» **DO THIS**:
Update the data from the line with "detail-value: Dwight Schrute" up to and including the line with "detail-label: Date (20, 523, 58, 539)", changing "vendor-name" to "merchant-name" and leaving everything else as it is. Return only those lines.

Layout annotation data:

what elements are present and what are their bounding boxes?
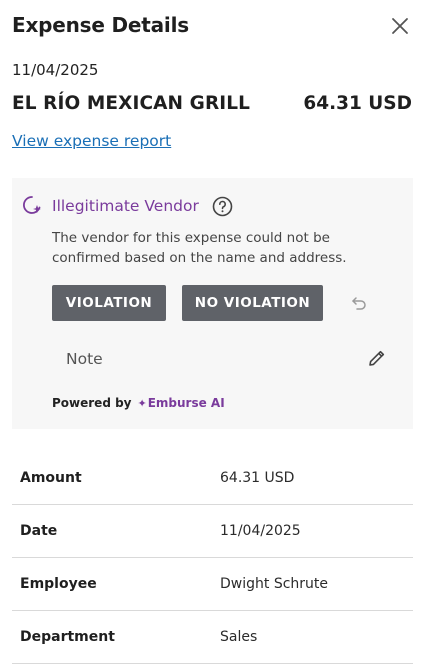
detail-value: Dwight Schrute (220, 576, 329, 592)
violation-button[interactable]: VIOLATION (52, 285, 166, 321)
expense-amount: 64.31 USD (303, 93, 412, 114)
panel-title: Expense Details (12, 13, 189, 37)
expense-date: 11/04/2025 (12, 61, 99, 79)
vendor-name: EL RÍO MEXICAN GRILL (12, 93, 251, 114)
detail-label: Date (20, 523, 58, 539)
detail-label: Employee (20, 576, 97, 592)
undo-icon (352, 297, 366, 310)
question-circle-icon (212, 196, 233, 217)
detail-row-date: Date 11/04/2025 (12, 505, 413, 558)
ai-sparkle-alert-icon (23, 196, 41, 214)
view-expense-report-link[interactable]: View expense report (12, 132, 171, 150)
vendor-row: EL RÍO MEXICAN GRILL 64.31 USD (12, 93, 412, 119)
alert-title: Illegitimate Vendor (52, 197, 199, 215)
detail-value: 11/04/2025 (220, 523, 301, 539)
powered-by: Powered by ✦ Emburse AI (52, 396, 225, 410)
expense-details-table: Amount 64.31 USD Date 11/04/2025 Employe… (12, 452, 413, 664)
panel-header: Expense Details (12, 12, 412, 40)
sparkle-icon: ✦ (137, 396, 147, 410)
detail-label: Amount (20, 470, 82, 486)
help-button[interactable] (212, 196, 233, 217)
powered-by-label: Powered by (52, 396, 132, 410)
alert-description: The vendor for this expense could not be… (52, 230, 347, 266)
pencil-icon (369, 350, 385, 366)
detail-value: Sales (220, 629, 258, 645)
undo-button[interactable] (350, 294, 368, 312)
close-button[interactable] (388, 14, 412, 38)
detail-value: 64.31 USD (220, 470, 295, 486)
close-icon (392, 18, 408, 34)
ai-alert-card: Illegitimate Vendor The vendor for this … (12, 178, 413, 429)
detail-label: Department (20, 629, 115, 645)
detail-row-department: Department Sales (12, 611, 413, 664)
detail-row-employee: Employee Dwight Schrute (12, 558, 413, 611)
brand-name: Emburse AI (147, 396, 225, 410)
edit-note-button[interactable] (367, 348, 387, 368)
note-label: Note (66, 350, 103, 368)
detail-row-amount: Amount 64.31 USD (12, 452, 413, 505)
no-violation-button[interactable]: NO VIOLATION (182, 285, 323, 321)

* * *

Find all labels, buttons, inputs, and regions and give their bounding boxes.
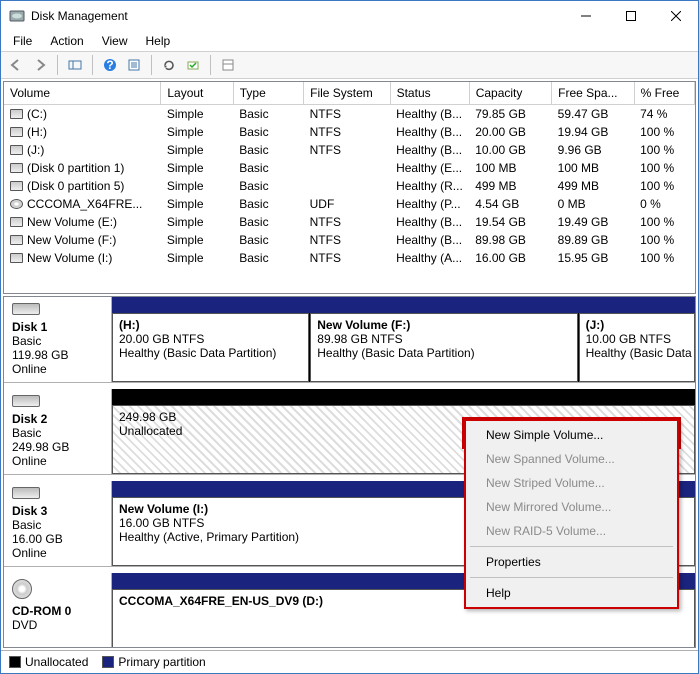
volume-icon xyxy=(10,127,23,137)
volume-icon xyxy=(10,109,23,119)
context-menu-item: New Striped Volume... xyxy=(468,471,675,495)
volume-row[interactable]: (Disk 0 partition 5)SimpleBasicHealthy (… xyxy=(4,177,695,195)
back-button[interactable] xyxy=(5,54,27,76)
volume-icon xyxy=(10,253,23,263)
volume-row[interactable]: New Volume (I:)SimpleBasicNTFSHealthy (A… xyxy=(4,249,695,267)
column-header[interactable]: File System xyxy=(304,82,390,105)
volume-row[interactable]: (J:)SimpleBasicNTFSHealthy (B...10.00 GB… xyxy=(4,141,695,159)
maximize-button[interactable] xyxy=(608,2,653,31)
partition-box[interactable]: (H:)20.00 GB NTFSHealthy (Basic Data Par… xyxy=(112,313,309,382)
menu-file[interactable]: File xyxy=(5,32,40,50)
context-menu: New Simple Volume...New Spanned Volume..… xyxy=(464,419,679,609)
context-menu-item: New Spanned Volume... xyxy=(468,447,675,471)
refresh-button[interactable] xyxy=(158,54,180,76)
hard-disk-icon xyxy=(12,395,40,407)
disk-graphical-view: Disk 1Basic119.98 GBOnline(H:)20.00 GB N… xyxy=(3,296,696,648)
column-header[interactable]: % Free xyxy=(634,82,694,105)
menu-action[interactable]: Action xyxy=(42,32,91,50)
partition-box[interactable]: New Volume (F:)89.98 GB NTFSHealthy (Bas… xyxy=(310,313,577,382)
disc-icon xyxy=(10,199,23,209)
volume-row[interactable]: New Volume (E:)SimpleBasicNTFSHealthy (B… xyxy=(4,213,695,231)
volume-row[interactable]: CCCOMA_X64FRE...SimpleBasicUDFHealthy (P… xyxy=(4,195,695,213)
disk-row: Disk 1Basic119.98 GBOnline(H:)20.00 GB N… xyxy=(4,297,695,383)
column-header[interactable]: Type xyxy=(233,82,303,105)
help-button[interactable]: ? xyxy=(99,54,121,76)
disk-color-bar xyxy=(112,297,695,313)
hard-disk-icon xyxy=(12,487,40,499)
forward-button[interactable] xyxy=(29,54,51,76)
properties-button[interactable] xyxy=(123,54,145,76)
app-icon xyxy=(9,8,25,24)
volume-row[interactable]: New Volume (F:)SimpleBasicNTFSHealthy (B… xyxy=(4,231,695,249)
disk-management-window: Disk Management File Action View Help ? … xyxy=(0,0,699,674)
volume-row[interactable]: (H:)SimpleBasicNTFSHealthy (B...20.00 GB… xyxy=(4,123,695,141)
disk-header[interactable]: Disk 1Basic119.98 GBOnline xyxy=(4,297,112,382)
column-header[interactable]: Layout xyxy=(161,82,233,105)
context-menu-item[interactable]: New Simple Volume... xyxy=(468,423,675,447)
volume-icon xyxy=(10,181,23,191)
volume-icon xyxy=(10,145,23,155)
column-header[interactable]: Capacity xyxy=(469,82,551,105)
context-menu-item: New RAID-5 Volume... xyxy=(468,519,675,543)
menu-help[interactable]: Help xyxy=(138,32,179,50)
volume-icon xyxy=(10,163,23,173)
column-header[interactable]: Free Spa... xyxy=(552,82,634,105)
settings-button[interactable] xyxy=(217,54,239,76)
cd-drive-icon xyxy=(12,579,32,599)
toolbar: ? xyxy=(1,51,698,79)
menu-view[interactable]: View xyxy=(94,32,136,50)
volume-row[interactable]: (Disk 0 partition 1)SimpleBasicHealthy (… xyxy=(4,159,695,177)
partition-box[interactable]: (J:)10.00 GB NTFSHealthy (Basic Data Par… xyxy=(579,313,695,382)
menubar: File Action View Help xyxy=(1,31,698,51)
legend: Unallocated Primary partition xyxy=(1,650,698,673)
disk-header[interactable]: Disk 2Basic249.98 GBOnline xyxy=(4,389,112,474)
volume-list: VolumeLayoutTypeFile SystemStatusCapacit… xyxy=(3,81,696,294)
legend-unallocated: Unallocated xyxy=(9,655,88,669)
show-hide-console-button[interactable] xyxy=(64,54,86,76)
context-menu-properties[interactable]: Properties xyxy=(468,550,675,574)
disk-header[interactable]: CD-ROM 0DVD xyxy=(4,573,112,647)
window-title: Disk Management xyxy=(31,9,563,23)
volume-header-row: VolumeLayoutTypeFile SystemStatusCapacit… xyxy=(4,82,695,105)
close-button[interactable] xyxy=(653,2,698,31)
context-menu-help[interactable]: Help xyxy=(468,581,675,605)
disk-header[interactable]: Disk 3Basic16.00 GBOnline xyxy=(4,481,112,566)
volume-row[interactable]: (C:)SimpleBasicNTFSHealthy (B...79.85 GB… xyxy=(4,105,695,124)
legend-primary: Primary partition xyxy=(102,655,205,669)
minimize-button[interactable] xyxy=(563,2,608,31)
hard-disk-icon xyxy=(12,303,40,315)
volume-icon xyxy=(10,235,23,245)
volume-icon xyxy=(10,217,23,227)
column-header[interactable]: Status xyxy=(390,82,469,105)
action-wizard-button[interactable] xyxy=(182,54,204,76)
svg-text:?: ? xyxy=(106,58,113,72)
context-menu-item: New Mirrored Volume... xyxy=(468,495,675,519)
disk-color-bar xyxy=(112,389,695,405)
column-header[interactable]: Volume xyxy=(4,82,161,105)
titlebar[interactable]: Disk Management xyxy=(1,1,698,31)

---

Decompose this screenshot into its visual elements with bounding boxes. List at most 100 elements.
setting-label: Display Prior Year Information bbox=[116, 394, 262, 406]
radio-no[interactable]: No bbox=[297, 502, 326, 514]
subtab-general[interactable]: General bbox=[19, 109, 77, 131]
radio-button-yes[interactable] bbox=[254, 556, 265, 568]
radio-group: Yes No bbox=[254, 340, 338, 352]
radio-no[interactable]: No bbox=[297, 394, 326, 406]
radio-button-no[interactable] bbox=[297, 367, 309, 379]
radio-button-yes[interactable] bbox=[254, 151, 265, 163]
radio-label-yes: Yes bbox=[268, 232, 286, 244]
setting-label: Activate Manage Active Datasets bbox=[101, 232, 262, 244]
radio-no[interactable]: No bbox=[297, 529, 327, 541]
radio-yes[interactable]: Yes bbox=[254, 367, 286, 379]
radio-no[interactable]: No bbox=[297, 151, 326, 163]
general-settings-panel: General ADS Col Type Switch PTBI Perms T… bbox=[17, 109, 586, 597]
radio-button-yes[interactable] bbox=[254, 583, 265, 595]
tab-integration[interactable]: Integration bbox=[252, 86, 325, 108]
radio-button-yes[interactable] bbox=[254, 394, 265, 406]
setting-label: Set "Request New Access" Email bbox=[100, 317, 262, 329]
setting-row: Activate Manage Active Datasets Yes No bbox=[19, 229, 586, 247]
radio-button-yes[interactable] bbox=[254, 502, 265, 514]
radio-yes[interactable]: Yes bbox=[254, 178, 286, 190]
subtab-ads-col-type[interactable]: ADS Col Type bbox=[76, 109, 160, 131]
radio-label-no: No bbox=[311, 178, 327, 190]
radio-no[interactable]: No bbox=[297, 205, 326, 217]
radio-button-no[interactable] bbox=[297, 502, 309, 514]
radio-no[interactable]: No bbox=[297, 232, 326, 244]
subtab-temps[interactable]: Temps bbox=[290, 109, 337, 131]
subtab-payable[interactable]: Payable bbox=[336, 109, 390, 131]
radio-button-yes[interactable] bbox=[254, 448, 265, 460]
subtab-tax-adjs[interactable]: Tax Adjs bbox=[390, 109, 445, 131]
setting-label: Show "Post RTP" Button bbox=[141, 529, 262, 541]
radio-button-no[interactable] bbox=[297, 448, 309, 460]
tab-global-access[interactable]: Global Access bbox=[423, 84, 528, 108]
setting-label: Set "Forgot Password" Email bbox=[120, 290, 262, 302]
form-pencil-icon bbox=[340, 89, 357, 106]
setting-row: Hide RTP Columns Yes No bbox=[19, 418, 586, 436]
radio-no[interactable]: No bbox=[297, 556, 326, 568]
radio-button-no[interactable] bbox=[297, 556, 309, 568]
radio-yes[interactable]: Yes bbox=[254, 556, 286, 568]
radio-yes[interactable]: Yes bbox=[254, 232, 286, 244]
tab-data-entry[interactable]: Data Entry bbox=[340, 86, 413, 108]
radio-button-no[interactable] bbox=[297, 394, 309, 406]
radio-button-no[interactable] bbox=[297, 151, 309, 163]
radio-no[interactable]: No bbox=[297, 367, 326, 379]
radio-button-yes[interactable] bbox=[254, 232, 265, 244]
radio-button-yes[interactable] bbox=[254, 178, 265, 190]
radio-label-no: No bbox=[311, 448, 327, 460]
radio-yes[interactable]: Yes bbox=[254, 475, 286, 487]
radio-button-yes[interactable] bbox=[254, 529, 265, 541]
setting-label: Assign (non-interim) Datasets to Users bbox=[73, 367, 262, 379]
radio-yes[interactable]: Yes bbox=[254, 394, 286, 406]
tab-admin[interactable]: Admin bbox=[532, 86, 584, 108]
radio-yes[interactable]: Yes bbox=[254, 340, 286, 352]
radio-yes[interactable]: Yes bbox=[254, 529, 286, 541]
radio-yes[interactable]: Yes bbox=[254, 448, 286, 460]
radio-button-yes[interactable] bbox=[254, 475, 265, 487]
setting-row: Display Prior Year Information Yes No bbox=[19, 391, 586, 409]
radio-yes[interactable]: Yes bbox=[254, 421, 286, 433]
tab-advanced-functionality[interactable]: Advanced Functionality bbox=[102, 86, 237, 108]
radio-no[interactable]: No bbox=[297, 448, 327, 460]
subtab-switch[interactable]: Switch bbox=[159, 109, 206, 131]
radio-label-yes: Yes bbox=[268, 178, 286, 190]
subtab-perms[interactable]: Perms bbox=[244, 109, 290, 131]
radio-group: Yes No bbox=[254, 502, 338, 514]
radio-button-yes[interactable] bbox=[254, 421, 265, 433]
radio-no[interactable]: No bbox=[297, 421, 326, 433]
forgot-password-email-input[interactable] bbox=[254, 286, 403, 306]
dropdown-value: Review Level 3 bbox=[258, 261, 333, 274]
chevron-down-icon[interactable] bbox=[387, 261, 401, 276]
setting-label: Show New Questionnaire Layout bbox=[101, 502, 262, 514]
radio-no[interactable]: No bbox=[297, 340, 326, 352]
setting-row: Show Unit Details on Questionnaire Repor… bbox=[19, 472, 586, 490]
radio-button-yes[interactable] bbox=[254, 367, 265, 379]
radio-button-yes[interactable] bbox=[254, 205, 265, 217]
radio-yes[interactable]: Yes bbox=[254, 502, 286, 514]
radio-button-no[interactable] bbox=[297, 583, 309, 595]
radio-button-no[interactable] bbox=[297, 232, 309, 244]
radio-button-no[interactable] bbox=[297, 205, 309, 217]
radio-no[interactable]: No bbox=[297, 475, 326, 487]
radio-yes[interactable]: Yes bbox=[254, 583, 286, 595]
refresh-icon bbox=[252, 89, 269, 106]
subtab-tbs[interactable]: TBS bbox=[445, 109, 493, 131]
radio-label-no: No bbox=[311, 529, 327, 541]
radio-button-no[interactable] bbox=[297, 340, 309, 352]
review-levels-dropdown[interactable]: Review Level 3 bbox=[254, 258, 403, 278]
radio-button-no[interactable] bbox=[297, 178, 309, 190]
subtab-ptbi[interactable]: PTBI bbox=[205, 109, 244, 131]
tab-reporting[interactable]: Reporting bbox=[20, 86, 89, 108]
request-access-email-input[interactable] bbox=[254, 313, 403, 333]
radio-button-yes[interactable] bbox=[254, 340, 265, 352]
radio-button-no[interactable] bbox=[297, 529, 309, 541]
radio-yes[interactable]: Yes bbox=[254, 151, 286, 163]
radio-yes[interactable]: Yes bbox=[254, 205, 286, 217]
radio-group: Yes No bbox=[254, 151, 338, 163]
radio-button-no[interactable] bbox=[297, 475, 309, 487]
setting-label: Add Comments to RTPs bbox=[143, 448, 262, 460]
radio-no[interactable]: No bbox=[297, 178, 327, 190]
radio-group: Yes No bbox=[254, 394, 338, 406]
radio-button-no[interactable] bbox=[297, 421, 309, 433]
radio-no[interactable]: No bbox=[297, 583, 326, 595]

» **PROBLEM SOLUTION**:
detail-value: Dwight Schrute (220, 576, 329, 592)
violation-button[interactable]: VIOLATION (52, 285, 166, 321)
expense-amount: 64.31 USD (303, 93, 412, 114)
panel-title: Expense Details (12, 13, 189, 37)
expense-date: 11/04/2025 (12, 61, 99, 79)
merchant-name: EL RÍO MEXICAN GRILL (12, 93, 251, 114)
detail-label: Date (20, 523, 58, 539)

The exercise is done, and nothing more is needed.